* Problem
Pictures stay out of the copy; set down each line of the listing below exactly.

* Task inputs
━━━━━━━━━━━━━━━━
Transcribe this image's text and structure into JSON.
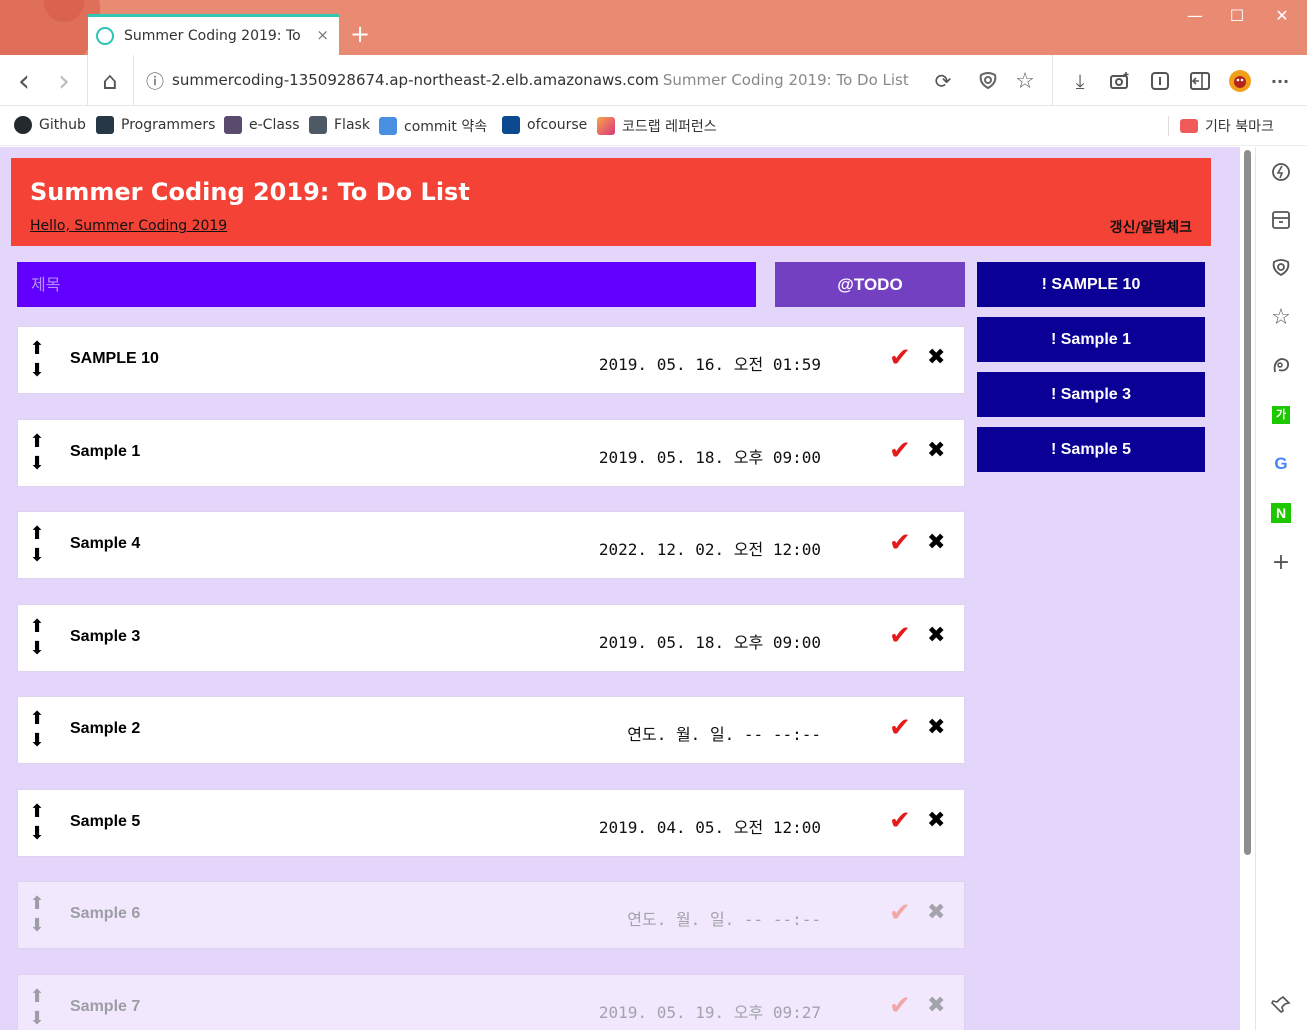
{
  "browser": {
    "tab_title": "Summer Coding 2019: To Do List",
    "tab_close": "×",
    "new_tab": "+",
    "url": "summercoding-1350928674.ap-northeast-2.elb.amazonaws.com",
    "page_title": "Summer Coding 2019: To Do List",
    "window_controls": {
      "minimize": "—",
      "maximize": "☐",
      "close": "✕"
    },
    "nav": {
      "back": "‹",
      "forward": "›",
      "home": "⌂",
      "info": "ⓘ",
      "reload": "⟳",
      "download": "⤓",
      "more": "···"
    },
    "bookmarks": [
      {
        "label": "Github",
        "icon": "github-icon",
        "color": "#24292e"
      },
      {
        "label": "Programmers",
        "icon": "programmers-icon",
        "color": "#263747"
      },
      {
        "label": "e-Class",
        "icon": "eclass-icon",
        "color": "#5a4a6e"
      },
      {
        "label": "Flask",
        "icon": "flask-icon",
        "color": "#4d5a66"
      },
      {
        "label": "commit 약속",
        "icon": "m-icon",
        "color": "#4a90e2"
      },
      {
        "label": "ofcourse",
        "icon": "code-icon",
        "color": "#0c4a8f"
      },
      {
        "label": "코드랩 레퍼런스",
        "icon": "codelab-icon",
        "color": "#e8506a"
      },
      {
        "label": "기타 북마크",
        "icon": "folder-icon",
        "color": "#f05a5a"
      }
    ]
  },
  "header": {
    "title": "Summer Coding 2019: To Do List",
    "greeting": "Hello, Summer Coding 2019",
    "refresh_label": "갱신/알람체크"
  },
  "form": {
    "title_placeholder": "제목",
    "todo_button": "@TODO"
  },
  "deadline_alerts": [
    "! SAMPLE 10",
    "! Sample 1",
    "! Sample 3",
    "! Sample 5"
  ],
  "todos": [
    {
      "title": "SAMPLE 10",
      "date": "2019. 05. 16. 오전 01:59",
      "done": false
    },
    {
      "title": "Sample 1",
      "date": "2019. 05. 18. 오후 09:00",
      "done": false
    },
    {
      "title": "Sample 4",
      "date": "2022. 12. 02. 오전 12:00",
      "done": false
    },
    {
      "title": "Sample 3",
      "date": "2019. 05. 18. 오후 09:00",
      "done": false
    },
    {
      "title": "Sample 2",
      "date": "연도. 월. 일. -- --:--",
      "done": false
    },
    {
      "title": "Sample 5",
      "date": "2019. 04. 05. 오전 12:00",
      "done": false
    },
    {
      "title": "Sample 6",
      "date": "연도. 월. 일. -- --:--",
      "done": true
    },
    {
      "title": "Sample 7",
      "date": "2019. 05. 19. 오후 09:27",
      "done": true
    }
  ],
  "icons": {
    "up": "⬆",
    "down": "⬇",
    "check": "✔",
    "delete": "✖"
  },
  "colors": {
    "header": "#f44236",
    "title_input": "#6200ff",
    "todo_button": "#7440c2",
    "deadline": "#0a0095",
    "page_bg": "#e4d5fb",
    "check": "#e51b1b"
  }
}
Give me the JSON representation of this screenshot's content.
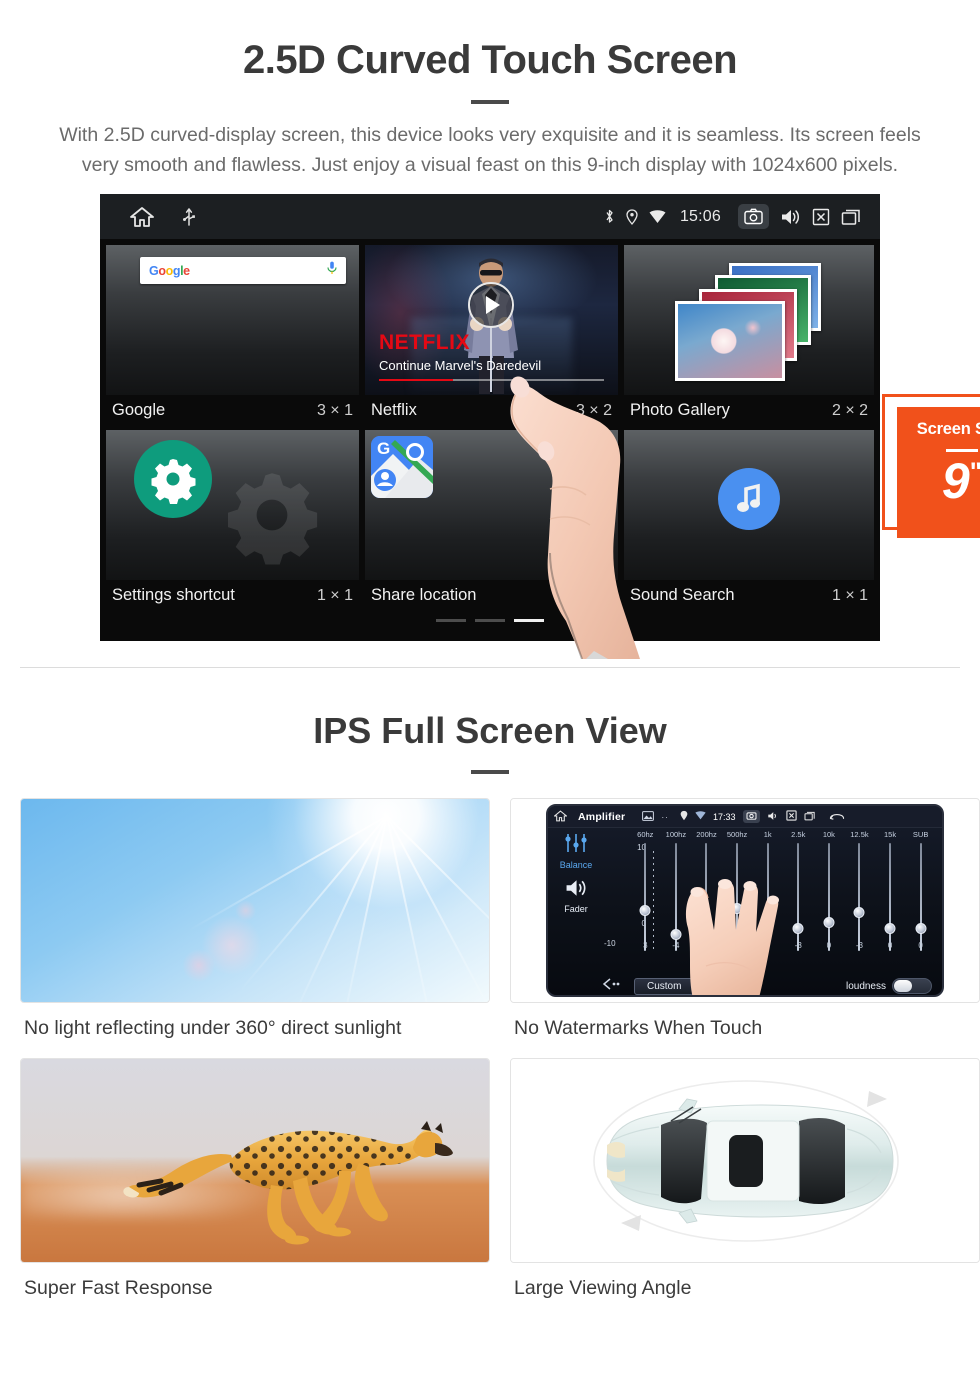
{
  "section_one": {
    "title": "2.5D Curved Touch Screen",
    "paragraph": "With 2.5D curved-display screen, this device looks very exquisite and it is seamless. Its screen feels very smooth and flawless. Just enjoy a visual feast on this 9-inch display with 1024x600 pixels.",
    "badge": {
      "label": "Screen Size",
      "value": "9",
      "unit": "\"",
      "color": "#f1511b"
    },
    "device_screen": {
      "statusbar": {
        "left_icons": [
          "home-icon",
          "usb-icon"
        ],
        "right_icons": [
          "bluetooth-icon",
          "location-icon",
          "wifi-icon"
        ],
        "time": "15:06",
        "trailing_icons": [
          "camera-icon",
          "volume-icon",
          "close-box-icon",
          "recents-icon"
        ]
      },
      "widgets": [
        {
          "name": "Google",
          "size": "3 × 1",
          "icon": "google-search-widget",
          "search_placeholder": "Google"
        },
        {
          "name": "Netflix",
          "size": "3 × 2",
          "icon": "netflix-widget",
          "netflix": {
            "brand": "NETFLIX",
            "subtitle": "Continue Marvel's Daredevil",
            "progress_pct": 33
          }
        },
        {
          "name": "Photo Gallery",
          "size": "2 × 2",
          "icon": "photo-gallery-widget"
        },
        {
          "name": "Settings shortcut",
          "size": "1 × 1",
          "icon": "settings-gear-widget"
        },
        {
          "name": "Share location",
          "size": "1 × 1",
          "icon": "google-maps-widget"
        },
        {
          "name": "Sound Search",
          "size": "1 × 1",
          "icon": "sound-search-widget"
        }
      ],
      "page_indicator": {
        "count": 3,
        "active_index": 2
      }
    }
  },
  "section_two": {
    "title": "IPS Full Screen View",
    "cards": [
      {
        "caption": "No light reflecting under 360° direct sunlight",
        "image": "blue-sky-with-sun-flare"
      },
      {
        "caption": "No Watermarks When Touch",
        "image": "amplifier-equalizer-screenshot"
      },
      {
        "caption": "Super Fast Response",
        "image": "running-cheetah-on-sand"
      },
      {
        "caption": "Large Viewing Angle",
        "image": "car-top-view-with-orbit-arrows"
      }
    ],
    "amplifier": {
      "title": "Amplifier",
      "time": "17:33",
      "side_controls": [
        "Balance",
        "Fader"
      ],
      "bands": [
        "60hz",
        "100hz",
        "200hz",
        "500hz",
        "1k",
        "2.5k",
        "10k",
        "12.5k",
        "15k",
        "SUB"
      ],
      "values": [
        "3",
        "-4",
        "0",
        "0",
        "0",
        "-3",
        "0",
        "-3",
        "0",
        "0"
      ],
      "axis_top": "10",
      "axis_mid": "0",
      "axis_bottom": "-10",
      "preset_button": "Custom",
      "loudness_label": "loudness",
      "loudness_on": false
    }
  }
}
━━━━━━━━━━━━━━━━
* Exercise solution
Transcribe this image's text and structure into JSON.
{
  "browser": {
    "tab_title": "Summer Coding 2019: To Do List",
    "tab_close": "×",
    "new_tab": "+",
    "url": "summercoding-1350928674.ap-northeast-2.elb.amazonaws.com",
    "page_title": "Summer Coding 2019: To Do List",
    "window_controls": {
      "minimize": "—",
      "maximize": "☐",
      "close": "✕"
    },
    "nav": {
      "back": "‹",
      "forward": "›",
      "home": "⌂",
      "info": "ⓘ",
      "reload": "⟳",
      "download": "⤓",
      "more": "···"
    },
    "bookmarks": [
      {
        "label": "Github",
        "icon": "github-icon",
        "color": "#24292e"
      },
      {
        "label": "Programmers",
        "icon": "programmers-icon",
        "color": "#263747"
      },
      {
        "label": "e-Class",
        "icon": "eclass-icon",
        "color": "#5a4a6e"
      },
      {
        "label": "Flask",
        "icon": "flask-icon",
        "color": "#4d5a66"
      },
      {
        "label": "commit 약속",
        "icon": "m-icon",
        "color": "#4a90e2"
      },
      {
        "label": "ofcourse",
        "icon": "code-icon",
        "color": "#0c4a8f"
      },
      {
        "label": "코드랩 레퍼런스",
        "icon": "codelab-icon",
        "color": "#e8506a"
      },
      {
        "label": "기타 북마크",
        "icon": "folder-icon",
        "color": "#f05a5a"
      }
    ]
  },
  "header": {
    "title": "Summer Coding 2019: To Do List",
    "greeting": "Hello, Summer Coding 2019",
    "refresh_label": "갱신/알람체크"
  },
  "form": {
    "title_placeholder": "제목",
    "todo_button": "@TODO"
  },
  "deadline_alerts": [
    "! SAMPLE 10",
    "! Sample 1",
    "! Sample 3",
    "! Sample 5"
  ],
  "todos": [
    {
      "title": "SAMPLE 10",
      "date": "2019. 05. 16. 오전 01:59",
      "done": false
    },
    {
      "title": "Sample 1",
      "date": "2019. 05. 18. 오후 09:00",
      "done": false
    },
    {
      "title": "Sample 4",
      "date": "2022. 12. 02. 오전 12:00",
      "done": false
    },
    {
      "title": "Sample 3",
      "date": "2019. 05. 18. 오후 09:00",
      "done": false
    },
    {
      "title": "Sample 2",
      "date": "연도. 월. 일. -- --:--",
      "done": false
    },
    {
      "title": "Sample 5",
      "date": "2019. 04. 05. 오전 12:00",
      "done": false
    },
    {
      "title": "Sample 6",
      "date": "연도. 월. 일. -- --:--",
      "done": true
    },
    {
      "title": "Sample 7",
      "date": "2019. 05. 19. 오후 09:27",
      "done": true
    }
  ],
  "icons": {
    "up": "⬆",
    "down": "⬇",
    "check": "✔",
    "delete": "✖"
  },
  "colors": {
    "header": "#f44236",
    "title_input": "#6200ff",
    "todo_button": "#7440c2",
    "deadline": "#0a0095",
    "page_bg": "#e4d5fb",
    "check": "#e51b1b"
  }
}
Give me the JSON representation of this screenshot's content.
{
  "section_one": {
    "title": "2.5D Curved Touch Screen",
    "paragraph": "With 2.5D curved-display screen, this device looks very exquisite and it is seamless. Its screen feels very smooth and flawless. Just enjoy a visual feast on this 9-inch display with 1024x600 pixels.",
    "badge": {
      "label": "Screen Size",
      "value": "9",
      "unit": "\"",
      "color": "#f1511b"
    },
    "device_screen": {
      "statusbar": {
        "left_icons": [
          "home-icon",
          "usb-icon"
        ],
        "right_icons": [
          "bluetooth-icon",
          "location-icon",
          "wifi-icon"
        ],
        "time": "15:06",
        "trailing_icons": [
          "camera-icon",
          "volume-icon",
          "close-box-icon",
          "recents-icon"
        ]
      },
      "widgets": [
        {
          "name": "Google",
          "size": "3 × 1",
          "icon": "google-search-widget",
          "search_placeholder": "Google"
        },
        {
          "name": "Netflix",
          "size": "3 × 2",
          "icon": "netflix-widget",
          "netflix": {
            "brand": "NETFLIX",
            "subtitle": "Continue Marvel's Daredevil",
            "progress_pct": 33
          }
        },
        {
          "name": "Photo Gallery",
          "size": "2 × 2",
          "icon": "photo-gallery-widget"
        },
        {
          "name": "Settings shortcut",
          "size": "1 × 1",
          "icon": "settings-gear-widget"
        },
        {
          "name": "Share location",
          "size": "1 × 1",
          "icon": "google-maps-widget"
        },
        {
          "name": "Sound Search",
          "size": "1 × 1",
          "icon": "sound-search-widget"
        }
      ],
      "page_indicator": {
        "count": 3,
        "active_index": 2
      }
    }
  },
  "section_two": {
    "title": "IPS Full Screen View",
    "cards": [
      {
        "caption": "No light reflecting under 360° direct sunlight",
        "image": "blue-sky-with-sun-flare"
      },
      {
        "caption": "No Watermarks When Touch",
        "image": "amplifier-equalizer-screenshot"
      },
      {
        "caption": "Super Fast Response",
        "image": "running-cheetah-on-sand"
      },
      {
        "caption": "Large Viewing Angle",
        "image": "car-top-view-with-orbit-arrows"
      }
    ],
    "amplifier": {
      "title": "Amplifier",
      "time": "17:33",
      "side_controls": [
        "Balance",
        "Fader"
      ],
      "bands": [
        "60hz",
        "100hz",
        "200hz",
        "500hz",
        "1k",
        "2.5k",
        "10k",
        "12.5k",
        "15k",
        "SUB"
      ],
      "values": [
        "3",
        "-4",
        "0",
        "0",
        "0",
        "-3",
        "0",
        "-3",
        "0",
        "0"
      ],
      "axis_top": "10",
      "axis_mid": "0",
      "axis_bottom": "-10",
      "preset_button": "Custom",
      "loudness_label": "loudness",
      "loudness_on": false
    }
  }
}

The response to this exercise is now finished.